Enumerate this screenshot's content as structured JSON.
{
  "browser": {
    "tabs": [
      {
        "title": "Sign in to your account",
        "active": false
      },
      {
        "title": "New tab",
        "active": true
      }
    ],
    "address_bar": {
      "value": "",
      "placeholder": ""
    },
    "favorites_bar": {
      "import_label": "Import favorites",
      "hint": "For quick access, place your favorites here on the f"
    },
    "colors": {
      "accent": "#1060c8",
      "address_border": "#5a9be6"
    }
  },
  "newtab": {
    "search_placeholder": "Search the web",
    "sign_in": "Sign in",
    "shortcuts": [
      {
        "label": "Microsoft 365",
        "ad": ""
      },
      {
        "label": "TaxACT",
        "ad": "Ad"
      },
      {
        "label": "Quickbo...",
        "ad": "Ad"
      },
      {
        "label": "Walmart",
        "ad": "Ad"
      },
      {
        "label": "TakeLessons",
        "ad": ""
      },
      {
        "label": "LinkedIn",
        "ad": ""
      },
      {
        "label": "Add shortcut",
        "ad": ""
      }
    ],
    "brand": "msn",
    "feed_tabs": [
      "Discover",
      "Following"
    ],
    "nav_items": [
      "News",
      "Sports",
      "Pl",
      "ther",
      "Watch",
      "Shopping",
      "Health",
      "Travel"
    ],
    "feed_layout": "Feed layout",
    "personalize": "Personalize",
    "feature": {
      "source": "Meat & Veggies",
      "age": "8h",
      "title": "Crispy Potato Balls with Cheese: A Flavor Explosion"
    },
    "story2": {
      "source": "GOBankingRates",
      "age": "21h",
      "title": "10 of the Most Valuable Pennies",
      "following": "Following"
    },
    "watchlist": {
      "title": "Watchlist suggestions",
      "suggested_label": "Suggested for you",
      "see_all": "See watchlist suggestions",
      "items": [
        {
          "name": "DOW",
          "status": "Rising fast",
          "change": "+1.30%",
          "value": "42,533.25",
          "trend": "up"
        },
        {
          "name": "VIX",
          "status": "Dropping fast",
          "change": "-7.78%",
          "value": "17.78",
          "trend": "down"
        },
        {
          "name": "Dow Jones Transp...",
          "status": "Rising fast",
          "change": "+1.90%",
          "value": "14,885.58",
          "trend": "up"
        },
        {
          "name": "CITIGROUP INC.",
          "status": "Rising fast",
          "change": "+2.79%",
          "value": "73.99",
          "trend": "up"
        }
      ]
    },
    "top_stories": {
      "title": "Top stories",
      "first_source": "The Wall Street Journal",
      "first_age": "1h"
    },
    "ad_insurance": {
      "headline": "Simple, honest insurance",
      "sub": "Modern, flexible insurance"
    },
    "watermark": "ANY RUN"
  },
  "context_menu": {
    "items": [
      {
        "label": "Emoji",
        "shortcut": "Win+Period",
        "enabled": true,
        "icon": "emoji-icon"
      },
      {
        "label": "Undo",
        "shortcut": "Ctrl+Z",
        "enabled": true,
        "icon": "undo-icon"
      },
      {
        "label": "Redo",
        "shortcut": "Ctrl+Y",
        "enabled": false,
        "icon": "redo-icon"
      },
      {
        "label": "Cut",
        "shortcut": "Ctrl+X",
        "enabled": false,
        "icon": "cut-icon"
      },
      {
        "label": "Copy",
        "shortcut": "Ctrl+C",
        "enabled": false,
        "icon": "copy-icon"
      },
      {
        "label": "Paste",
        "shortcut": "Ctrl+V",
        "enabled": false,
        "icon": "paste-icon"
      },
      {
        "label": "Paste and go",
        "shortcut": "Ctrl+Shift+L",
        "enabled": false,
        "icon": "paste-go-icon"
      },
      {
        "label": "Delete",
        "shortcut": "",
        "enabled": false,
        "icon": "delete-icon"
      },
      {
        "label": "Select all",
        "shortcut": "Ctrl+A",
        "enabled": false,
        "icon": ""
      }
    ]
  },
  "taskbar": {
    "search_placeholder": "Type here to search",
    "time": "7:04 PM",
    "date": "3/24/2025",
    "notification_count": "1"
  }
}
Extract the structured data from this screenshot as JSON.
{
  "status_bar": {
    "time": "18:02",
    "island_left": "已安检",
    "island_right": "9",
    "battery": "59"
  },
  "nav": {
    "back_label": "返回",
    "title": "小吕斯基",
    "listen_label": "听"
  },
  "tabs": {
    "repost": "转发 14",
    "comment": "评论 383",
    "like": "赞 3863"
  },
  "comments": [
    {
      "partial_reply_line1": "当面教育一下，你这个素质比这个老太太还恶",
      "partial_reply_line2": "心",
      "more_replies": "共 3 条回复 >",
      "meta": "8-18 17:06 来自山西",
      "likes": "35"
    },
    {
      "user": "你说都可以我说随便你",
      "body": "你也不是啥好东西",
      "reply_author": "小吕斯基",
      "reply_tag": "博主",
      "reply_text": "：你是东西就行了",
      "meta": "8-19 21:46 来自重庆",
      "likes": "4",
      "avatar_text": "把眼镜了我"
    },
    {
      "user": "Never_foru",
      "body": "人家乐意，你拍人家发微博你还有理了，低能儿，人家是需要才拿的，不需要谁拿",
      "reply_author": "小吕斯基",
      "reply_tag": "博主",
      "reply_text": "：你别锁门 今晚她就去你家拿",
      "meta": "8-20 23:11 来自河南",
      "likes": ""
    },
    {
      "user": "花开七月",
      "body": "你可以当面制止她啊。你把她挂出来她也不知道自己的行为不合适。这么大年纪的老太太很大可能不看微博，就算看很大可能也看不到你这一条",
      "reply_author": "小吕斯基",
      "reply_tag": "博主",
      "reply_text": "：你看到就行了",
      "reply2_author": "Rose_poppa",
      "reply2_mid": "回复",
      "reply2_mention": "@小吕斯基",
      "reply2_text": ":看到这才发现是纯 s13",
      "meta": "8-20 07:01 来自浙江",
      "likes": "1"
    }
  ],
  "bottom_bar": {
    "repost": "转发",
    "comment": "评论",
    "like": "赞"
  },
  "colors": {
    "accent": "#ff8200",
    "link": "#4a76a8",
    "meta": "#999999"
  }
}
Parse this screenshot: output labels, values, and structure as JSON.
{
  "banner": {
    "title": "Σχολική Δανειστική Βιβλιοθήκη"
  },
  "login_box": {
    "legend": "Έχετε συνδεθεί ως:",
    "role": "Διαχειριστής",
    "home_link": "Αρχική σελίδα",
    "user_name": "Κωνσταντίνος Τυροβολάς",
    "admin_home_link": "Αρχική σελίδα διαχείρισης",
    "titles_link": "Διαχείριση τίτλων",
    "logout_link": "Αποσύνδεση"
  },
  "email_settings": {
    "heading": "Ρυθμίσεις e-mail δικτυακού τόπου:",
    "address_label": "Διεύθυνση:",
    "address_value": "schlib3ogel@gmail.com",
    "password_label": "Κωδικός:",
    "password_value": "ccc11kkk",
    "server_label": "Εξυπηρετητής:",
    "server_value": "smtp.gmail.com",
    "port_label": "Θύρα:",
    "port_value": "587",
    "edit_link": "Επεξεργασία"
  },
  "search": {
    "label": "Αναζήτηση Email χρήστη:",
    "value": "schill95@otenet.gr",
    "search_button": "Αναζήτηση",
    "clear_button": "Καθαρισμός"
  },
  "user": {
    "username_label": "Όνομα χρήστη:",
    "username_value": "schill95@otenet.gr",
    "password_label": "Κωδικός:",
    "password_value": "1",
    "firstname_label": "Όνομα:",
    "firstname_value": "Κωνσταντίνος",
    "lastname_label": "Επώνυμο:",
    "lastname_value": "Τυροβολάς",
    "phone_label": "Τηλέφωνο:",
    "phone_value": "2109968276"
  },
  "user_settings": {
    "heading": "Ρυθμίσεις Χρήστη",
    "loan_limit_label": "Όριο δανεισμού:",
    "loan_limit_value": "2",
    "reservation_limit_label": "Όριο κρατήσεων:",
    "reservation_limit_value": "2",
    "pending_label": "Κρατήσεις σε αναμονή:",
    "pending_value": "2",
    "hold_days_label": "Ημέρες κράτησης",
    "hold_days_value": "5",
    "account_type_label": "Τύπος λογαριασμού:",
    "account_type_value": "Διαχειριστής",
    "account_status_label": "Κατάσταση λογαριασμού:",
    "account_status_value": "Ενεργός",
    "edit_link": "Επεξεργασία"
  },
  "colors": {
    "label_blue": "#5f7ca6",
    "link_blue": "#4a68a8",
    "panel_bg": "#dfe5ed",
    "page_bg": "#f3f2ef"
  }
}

::::::::

> [Work to complete]
Using the listing above, show every line that includes the string "this".

> [Written response]
Enumerate this screenshot's content as structured JSON.
Extract the structured data from this screenshot as JSON.
Parse this screenshot: output labels, values, and structure as JSON.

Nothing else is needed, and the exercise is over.